Exercise details
From the listing that follows, extract every line and set it down unaltered.

Rows
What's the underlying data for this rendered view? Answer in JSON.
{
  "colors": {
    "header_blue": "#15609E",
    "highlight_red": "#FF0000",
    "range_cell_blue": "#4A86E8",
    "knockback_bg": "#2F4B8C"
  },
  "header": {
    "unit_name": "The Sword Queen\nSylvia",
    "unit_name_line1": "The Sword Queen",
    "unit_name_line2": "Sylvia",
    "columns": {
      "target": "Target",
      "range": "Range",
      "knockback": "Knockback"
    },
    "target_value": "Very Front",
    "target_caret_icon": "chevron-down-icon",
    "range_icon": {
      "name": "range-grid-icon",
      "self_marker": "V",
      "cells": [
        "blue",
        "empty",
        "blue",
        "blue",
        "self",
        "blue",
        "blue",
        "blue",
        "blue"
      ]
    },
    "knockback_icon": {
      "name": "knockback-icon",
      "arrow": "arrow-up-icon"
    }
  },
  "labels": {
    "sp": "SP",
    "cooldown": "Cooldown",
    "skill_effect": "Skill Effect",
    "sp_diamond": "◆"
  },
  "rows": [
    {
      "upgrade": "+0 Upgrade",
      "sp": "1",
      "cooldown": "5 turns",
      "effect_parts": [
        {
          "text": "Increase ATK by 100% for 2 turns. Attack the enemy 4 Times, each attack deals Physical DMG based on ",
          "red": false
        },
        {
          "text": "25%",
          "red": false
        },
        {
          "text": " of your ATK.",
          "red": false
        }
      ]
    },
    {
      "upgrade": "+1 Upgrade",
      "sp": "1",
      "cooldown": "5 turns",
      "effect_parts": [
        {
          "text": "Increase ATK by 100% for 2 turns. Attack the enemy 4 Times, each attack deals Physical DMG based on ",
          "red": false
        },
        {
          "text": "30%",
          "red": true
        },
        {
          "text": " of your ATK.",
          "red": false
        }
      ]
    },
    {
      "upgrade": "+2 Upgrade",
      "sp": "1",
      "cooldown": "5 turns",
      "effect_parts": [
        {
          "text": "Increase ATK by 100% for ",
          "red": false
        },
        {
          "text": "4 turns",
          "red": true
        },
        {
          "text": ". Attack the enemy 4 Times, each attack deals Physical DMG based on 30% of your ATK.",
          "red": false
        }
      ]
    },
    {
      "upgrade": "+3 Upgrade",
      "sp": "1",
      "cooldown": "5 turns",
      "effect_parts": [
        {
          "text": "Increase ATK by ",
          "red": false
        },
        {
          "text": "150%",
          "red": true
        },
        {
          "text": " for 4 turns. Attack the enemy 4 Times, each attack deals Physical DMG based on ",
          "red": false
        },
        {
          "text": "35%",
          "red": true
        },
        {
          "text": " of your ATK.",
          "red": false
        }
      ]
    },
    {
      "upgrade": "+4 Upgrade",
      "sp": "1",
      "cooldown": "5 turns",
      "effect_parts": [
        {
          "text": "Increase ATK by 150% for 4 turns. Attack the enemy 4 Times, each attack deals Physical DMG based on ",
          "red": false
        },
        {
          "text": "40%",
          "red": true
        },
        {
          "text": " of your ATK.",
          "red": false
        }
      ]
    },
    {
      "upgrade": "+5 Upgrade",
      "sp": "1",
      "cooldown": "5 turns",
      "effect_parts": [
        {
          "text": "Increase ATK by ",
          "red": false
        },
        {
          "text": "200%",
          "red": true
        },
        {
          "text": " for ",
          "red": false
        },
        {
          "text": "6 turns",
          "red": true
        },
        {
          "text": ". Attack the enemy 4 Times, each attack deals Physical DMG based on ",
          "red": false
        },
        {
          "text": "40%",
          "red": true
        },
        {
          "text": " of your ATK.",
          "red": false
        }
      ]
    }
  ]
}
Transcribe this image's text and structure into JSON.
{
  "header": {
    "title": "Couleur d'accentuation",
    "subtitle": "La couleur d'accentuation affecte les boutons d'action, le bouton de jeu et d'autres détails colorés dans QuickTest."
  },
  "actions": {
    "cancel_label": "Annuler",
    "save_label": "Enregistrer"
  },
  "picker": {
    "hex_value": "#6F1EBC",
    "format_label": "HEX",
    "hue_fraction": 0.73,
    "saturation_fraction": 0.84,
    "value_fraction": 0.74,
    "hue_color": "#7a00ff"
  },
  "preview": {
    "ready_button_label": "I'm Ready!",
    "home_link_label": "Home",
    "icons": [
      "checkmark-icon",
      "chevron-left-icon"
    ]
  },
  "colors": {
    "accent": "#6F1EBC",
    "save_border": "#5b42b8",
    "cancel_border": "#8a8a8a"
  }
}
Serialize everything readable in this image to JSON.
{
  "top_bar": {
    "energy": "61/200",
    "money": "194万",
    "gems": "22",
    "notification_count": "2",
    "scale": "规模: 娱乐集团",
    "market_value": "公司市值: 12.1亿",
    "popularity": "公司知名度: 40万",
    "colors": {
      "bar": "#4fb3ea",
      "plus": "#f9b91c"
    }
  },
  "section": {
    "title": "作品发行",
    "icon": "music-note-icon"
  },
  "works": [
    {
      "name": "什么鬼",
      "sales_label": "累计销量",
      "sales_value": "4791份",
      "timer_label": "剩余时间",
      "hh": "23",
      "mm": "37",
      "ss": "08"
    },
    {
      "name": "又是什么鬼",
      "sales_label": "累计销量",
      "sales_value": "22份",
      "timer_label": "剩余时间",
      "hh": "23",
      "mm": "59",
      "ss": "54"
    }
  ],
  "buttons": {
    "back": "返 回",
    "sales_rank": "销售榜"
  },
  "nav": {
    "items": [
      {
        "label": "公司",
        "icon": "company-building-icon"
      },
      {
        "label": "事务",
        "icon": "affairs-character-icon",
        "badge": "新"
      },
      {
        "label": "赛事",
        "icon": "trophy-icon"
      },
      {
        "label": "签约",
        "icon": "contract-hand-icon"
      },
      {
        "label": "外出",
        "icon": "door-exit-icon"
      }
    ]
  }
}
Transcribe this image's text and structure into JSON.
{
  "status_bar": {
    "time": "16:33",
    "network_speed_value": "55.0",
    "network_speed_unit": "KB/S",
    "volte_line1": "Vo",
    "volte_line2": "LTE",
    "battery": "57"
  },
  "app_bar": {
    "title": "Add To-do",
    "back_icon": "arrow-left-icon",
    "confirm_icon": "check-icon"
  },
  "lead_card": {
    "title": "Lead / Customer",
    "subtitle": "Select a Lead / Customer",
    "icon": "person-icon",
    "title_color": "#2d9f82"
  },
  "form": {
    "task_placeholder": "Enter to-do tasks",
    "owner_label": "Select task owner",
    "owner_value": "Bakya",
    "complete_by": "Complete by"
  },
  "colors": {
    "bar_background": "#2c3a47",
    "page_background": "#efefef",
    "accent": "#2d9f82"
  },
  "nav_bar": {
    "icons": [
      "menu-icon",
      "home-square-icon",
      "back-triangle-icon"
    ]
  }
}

Complete answer
What's the underlying data for this rendered view? Answer in JSON.
{
  "colors": {
    "header_blue": "#15609E",
    "highlight_red": "#FF0000",
    "range_cell_blue": "#4A86E8",
    "knockback_bg": "#2F4B8C"
  },
  "header": {
    "unit_name": "The Sword Queen\nSylvia",
    "unit_name_line1": "The Sword Queen",
    "unit_name_line2": "Sylvia",
    "columns": {
      "target": "Target",
      "range": "Range",
      "knockback": "Knockback"
    },
    "target_value": "Very Front",
    "target_caret_icon": "chevron-down-icon",
    "range_icon": {
      "name": "range-grid-icon",
      "self_marker": "V",
      "cells": [
        "blue",
        "empty",
        "blue",
        "blue",
        "self",
        "blue",
        "blue",
        "blue",
        "blue"
      ]
    },
    "knockback_icon": {
      "name": "knockback-icon",
      "arrow": "arrow-up-icon"
    }
  },
  "labels": {
    "sp": "SP",
    "cooldown": "Cooldown",
    "skill_effect": "Skill Effect",
    "sp_diamond": "◆"
  },
  "rows": [
    {
      "upgrade": "+0 Upgrade",
      "sp": "1",
      "cooldown": "5 turns",
      "effect_parts": [
        {
          "text": "Increase ATK by 100% for 2 turns. Attack the enemy 4 Times, each attack deals Physical DMG based on ",
          "red": false
        },
        {
          "text": "25%",
          "red": false
        },
        {
          "text": " of your ATK.",
          "red": false
        }
      ]
    },
    {
      "upgrade": "+1 Upgrade",
      "sp": "1",
      "cooldown": "5 turns",
      "effect_parts": [
        {
          "text": "Increase ATK by 100% for 2 turns. Attack the enemy 4 Times, each attack deals Physical DMG based on ",
          "red": false
        },
        {
          "text": "30%",
          "red": true
        },
        {
          "text": " of your ATK.",
          "red": false
        }
      ]
    },
    {
      "upgrade": "+2 Upgrade",
      "sp": "1",
      "cooldown": "5 turns",
      "effect_parts": [
        {
          "text": "Increase ATK by 100% for ",
          "red": false
        },
        {
          "text": "4 turns",
          "red": true
        },
        {
          "text": ". Attack the enemy 4 Times, each attack deals Physical DMG based on 30% of your ATK.",
          "red": false
        }
      ]
    },
    {
      "upgrade": "+3 Upgrade",
      "sp": "1",
      "cooldown": "5 turns",
      "effect_parts": [
        {
          "text": "Increase ATK by ",
          "red": false
        },
        {
          "text": "150%",
          "red": true
        },
        {
          "text": " for 4 turns. Attack the enemy 4 Times, each attack deals Physical DMG based on ",
          "red": false
        },
        {
          "text": "35%",
          "red": true
        },
        {
          "text": " of your ATK.",
          "red": false
        }
      ]
    },
    {
      "upgrade": "+4 Upgrade",
      "sp": "1",
      "cooldown": "5 turns",
      "effect_parts": [
        {
          "text": "Increase ATK by 150% for 4 turns. Attack the enemy 4 Times, each attack deals Physical DMG based on ",
          "red": false
        },
        {
          "text": "40%",
          "red": true
        },
        {
          "text": " of your ATK.",
          "red": false
        }
      ]
    },
    {
      "upgrade": "+5 Upgrade",
      "sp": "1",
      "cooldown": "5 turns",
      "effect_parts": [
        {
          "text": "Increase ATK by ",
          "red": false
        },
        {
          "text": "200%",
          "red": true
        },
        {
          "text": " for ",
          "red": false
        },
        {
          "text": "6 turns",
          "red": true
        },
        {
          "text": ". Attack the enemy 4 Times, each attack deals Physical DMG based on ",
          "red": false
        },
        {
          "text": "40%",
          "red": true
        },
        {
          "text": " of your ATK.",
          "red": false
        }
      ]
    }
  ]
}
Transcribe this image's text and structure into JSON.
{
  "header": {
    "title": "Couleur d'accentuation",
    "subtitle": "La couleur d'accentuation affecte les boutons d'action, le bouton de jeu et d'autres détails colorés dans QuickTest."
  },
  "actions": {
    "cancel_label": "Annuler",
    "save_label": "Enregistrer"
  },
  "picker": {
    "hex_value": "#6F1EBC",
    "format_label": "HEX",
    "hue_fraction": 0.73,
    "saturation_fraction": 0.84,
    "value_fraction": 0.74,
    "hue_color": "#7a00ff"
  },
  "preview": {
    "ready_button_label": "I'm Ready!",
    "home_link_label": "Home",
    "icons": [
      "checkmark-icon",
      "chevron-left-icon"
    ]
  },
  "colors": {
    "accent": "#6F1EBC",
    "save_border": "#5b42b8",
    "cancel_border": "#8a8a8a"
  }
}
Serialize everything readable in this image to JSON.
{
  "top_bar": {
    "energy": "61/200",
    "money": "194万",
    "gems": "22",
    "notification_count": "2",
    "scale": "规模: 娱乐集团",
    "market_value": "公司市值: 12.1亿",
    "popularity": "公司知名度: 40万",
    "colors": {
      "bar": "#4fb3ea",
      "plus": "#f9b91c"
    }
  },
  "section": {
    "title": "作品发行",
    "icon": "music-note-icon"
  },
  "works": [
    {
      "name": "什么鬼",
      "sales_label": "累计销量",
      "sales_value": "4791份",
      "timer_label": "剩余时间",
      "hh": "23",
      "mm": "37",
      "ss": "08"
    },
    {
      "name": "又是什么鬼",
      "sales_label": "累计销量",
      "sales_value": "22份",
      "timer_label": "剩余时间",
      "hh": "23",
      "mm": "59",
      "ss": "54"
    }
  ],
  "buttons": {
    "back": "返 回",
    "sales_rank": "销售榜"
  },
  "nav": {
    "items": [
      {
        "label": "公司",
        "icon": "company-building-icon"
      },
      {
        "label": "事务",
        "icon": "affairs-character-icon",
        "badge": "新"
      },
      {
        "label": "赛事",
        "icon": "trophy-icon"
      },
      {
        "label": "签约",
        "icon": "contract-hand-icon"
      },
      {
        "label": "外出",
        "icon": "door-exit-icon"
      }
    ]
  }
}
Transcribe this image's text and structure into JSON.
{
  "status_bar": {
    "time": "16:33",
    "network_speed_value": "55.0",
    "network_speed_unit": "KB/S",
    "volte_line1": "Vo",
    "volte_line2": "LTE",
    "battery": "57"
  },
  "app_bar": {
    "title": "Add To-do",
    "back_icon": "arrow-left-icon",
    "confirm_icon": "check-icon"
  },
  "lead_card": {
    "title": "Lead / Customer",
    "subtitle": "Select a Lead / Customer",
    "icon": "person-icon",
    "title_color": "#2d9f82"
  },
  "form": {
    "task_placeholder": "Enter to-do tasks",
    "owner_label": "Select task owner",
    "owner_value": "Bakya",
    "complete_by": "Complete by"
  },
  "colors": {
    "bar_background": "#2c3a47",
    "page_background": "#efefef",
    "accent": "#2d9f82"
  },
  "nav_bar": {
    "icons": [
      "menu-icon",
      "home-square-icon",
      "back-triangle-icon"
    ]
  }
}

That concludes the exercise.